[BEGIN Document segment]
There may never be a definitive answer, but a new report made public by an inquiry commission established by the U.N. last July suggests that all these entities had something to do with Bhutto’s Dec. 27, 2007 assassination after leaving a campaign rally, two weeks before general elections were due.
“The investigation was severely hampered by intelligence agencies and other government officials, which impeded the search for the truth,” Heraldo Muñoz, chair of the Bhutto Commission of Inquiry and permanent representative of Chile to the U.N., told reporters Thursday.
“These officials, in part fearing intelligence agencies’ involvement, were unsure of how vigorously they ought to pursue actions which they knew, as professionals, they should have taken,” he said.
The commission’s report, based on interviews with 250 people in and outside Pakistan as well as other evidence, says the official investigation focused on “low-level operatives and placed little or no focus on investigating those further up the hierarchy in the planning, financing and execution of the assassination”.
Within hours of the killing, carried out by a teenage suicide bomber who also fired shots at her, the Gen. Pervez Musharraf government claimed a Taliban leader with links to al Qaeda named Baitullah Mehsud was involved – a charge Mehsud denied.
[END Document segment]
[BEGIN Information provided]
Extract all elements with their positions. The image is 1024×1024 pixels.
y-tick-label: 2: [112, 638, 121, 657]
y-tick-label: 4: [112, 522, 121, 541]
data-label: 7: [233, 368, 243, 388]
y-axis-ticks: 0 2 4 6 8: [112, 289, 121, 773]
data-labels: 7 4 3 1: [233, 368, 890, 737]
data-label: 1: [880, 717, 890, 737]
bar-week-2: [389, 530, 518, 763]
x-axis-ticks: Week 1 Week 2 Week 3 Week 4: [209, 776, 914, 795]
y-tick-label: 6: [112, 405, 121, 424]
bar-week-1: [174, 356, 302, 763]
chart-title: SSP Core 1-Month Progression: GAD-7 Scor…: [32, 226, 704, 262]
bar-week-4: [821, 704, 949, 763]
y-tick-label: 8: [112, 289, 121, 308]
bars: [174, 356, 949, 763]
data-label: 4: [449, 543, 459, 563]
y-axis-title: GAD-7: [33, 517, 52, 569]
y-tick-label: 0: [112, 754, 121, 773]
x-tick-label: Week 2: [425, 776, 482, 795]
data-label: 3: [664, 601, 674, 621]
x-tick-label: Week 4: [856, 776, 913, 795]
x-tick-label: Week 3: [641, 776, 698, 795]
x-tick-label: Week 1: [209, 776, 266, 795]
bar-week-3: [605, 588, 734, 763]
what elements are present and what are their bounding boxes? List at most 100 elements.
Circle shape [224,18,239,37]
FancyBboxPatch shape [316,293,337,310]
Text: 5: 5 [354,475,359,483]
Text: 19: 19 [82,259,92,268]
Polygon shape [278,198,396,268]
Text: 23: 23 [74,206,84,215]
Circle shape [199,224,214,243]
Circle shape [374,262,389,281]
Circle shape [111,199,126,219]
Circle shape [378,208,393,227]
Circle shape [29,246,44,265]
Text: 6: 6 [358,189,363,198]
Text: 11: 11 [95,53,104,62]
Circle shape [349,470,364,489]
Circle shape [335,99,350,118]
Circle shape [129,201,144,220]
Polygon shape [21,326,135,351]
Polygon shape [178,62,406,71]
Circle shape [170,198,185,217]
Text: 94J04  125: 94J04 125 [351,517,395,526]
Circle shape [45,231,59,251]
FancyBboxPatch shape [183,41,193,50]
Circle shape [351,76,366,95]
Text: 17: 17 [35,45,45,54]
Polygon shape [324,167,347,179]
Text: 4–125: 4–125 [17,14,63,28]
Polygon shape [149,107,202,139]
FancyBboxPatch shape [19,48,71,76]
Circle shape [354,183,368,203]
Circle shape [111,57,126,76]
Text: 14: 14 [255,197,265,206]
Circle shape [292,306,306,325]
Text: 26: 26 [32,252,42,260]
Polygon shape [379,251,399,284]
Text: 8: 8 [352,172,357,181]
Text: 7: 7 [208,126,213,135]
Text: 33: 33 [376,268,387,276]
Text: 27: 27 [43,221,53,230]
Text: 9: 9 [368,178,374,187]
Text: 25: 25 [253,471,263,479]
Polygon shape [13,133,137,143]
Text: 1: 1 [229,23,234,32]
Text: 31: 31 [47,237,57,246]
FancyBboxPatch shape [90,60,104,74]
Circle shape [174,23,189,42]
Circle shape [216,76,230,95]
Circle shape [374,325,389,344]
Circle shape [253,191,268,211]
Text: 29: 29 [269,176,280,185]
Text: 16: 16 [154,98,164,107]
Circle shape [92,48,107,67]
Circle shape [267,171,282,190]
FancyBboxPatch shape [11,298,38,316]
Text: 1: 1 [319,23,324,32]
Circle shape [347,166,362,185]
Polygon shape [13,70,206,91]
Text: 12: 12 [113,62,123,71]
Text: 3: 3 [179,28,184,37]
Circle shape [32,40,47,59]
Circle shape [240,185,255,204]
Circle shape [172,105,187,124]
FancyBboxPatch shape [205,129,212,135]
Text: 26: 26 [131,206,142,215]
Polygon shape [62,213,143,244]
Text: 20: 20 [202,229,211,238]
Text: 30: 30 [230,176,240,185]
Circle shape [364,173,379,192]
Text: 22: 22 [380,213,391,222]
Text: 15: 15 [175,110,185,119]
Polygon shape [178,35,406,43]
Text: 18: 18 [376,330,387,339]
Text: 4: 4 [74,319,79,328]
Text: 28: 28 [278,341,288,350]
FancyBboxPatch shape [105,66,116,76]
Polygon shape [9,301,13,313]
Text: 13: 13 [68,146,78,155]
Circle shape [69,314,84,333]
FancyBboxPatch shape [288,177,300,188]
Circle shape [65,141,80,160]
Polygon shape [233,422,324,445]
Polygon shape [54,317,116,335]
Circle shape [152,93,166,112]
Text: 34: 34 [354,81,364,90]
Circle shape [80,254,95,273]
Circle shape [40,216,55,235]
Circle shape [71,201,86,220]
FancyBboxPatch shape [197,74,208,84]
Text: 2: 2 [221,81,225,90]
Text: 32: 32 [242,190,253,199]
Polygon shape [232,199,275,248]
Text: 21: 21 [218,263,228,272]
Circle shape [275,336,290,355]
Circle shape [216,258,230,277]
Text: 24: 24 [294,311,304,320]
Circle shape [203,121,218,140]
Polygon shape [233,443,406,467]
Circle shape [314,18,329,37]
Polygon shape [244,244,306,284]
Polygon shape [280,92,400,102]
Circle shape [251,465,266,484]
[END Information provided]
Work to do:
[A] Retype the passage on the Bhutto assassination inquiry from "The commission’s report, based" to "charge Mehsud denied." without changing a word.
[B] Echo the dataset rows word for word, starting at the very first line of the entries and ending with the line that contains "Text: 26: 26 [32,252,42,260]", including that line.

Answers by task:
[A]
The commission’s report, based on interviews with 250 people in and outside Pakistan as well as other evidence, says the official investigation focused on “low-level operatives and placed little or no focus on investigating those further up the hierarchy in the planning, financing and execution of the assassination”.
Within hours of the killing, carried out by a teenage suicide bomber who also fired shots at her, the Gen. Pervez Musharraf government claimed a Taliban leader with links to al Qaeda named Baitullah Mehsud was involved – a charge Mehsud denied.

[B]
Extract all elements with their positions. The image is 1024×1024 pixels.
y-tick-label: 2: [112, 638, 121, 657]
y-tick-label: 4: [112, 522, 121, 541]
data-label: 7: [233, 368, 243, 388]
y-axis-ticks: 0 2 4 6 8: [112, 289, 121, 773]
data-labels: 7 4 3 1: [233, 368, 890, 737]
data-label: 1: [880, 717, 890, 737]
bar-week-2: [389, 530, 518, 763]
x-axis-ticks: Week 1 Week 2 Week 3 Week 4: [209, 776, 914, 795]
y-tick-label: 6: [112, 405, 121, 424]
bar-week-1: [174, 356, 302, 763]
chart-title: SSP Core 1-Month Progression: GAD-7 Scor…: [32, 226, 704, 262]
bar-week-4: [821, 704, 949, 763]
y-tick-label: 8: [112, 289, 121, 308]
bars: [174, 356, 949, 763]
data-label: 4: [449, 543, 459, 563]
y-axis-title: GAD-7: [33, 517, 52, 569]
y-tick-label: 0: [112, 754, 121, 773]
x-tick-label: Week 2: [425, 776, 482, 795]
data-label: 3: [664, 601, 674, 621]
x-tick-label: Week 4: [856, 776, 913, 795]
x-tick-label: Week 3: [641, 776, 698, 795]
x-tick-label: Week 1: [209, 776, 266, 795]
bar-week-3: [605, 588, 734, 763]
what elements are present and what are their bounding boxes? List at most 100 elements.
Circle shape [224,18,239,37]
FancyBboxPatch shape [316,293,337,310]
Text: 5: 5 [354,475,359,483]
Text: 19: 19 [82,259,92,268]
Polygon shape [278,198,396,268]
Text: 23: 23 [74,206,84,215]
Circle shape [199,224,214,243]
Circle shape [374,262,389,281]
Circle shape [111,199,126,219]
Circle shape [378,208,393,227]
Circle shape [29,246,44,265]
Text: 6: 6 [358,189,363,198]
Text: 11: 11 [95,53,104,62]
Circle shape [349,470,364,489]
Circle shape [335,99,350,118]
Circle shape [129,201,144,220]
Polygon shape [21,326,135,351]
Polygon shape [178,62,406,71]
Circle shape [170,198,185,217]
Text: 94J04  125: 94J04 125 [351,517,395,526]
Circle shape [45,231,59,251]
FancyBboxPatch shape [183,41,193,50]
Circle shape [351,76,366,95]
Text: 17: 17 [35,45,45,54]
Polygon shape [324,167,347,179]
Text: 4–125: 4–125 [17,14,63,28]
Polygon shape [149,107,202,139]
FancyBboxPatch shape [19,48,71,76]
Circle shape [354,183,368,203]
Circle shape [111,57,126,76]
Text: 14: 14 [255,197,265,206]
Circle shape [292,306,306,325]
Text: 26: 26 [32,252,42,260]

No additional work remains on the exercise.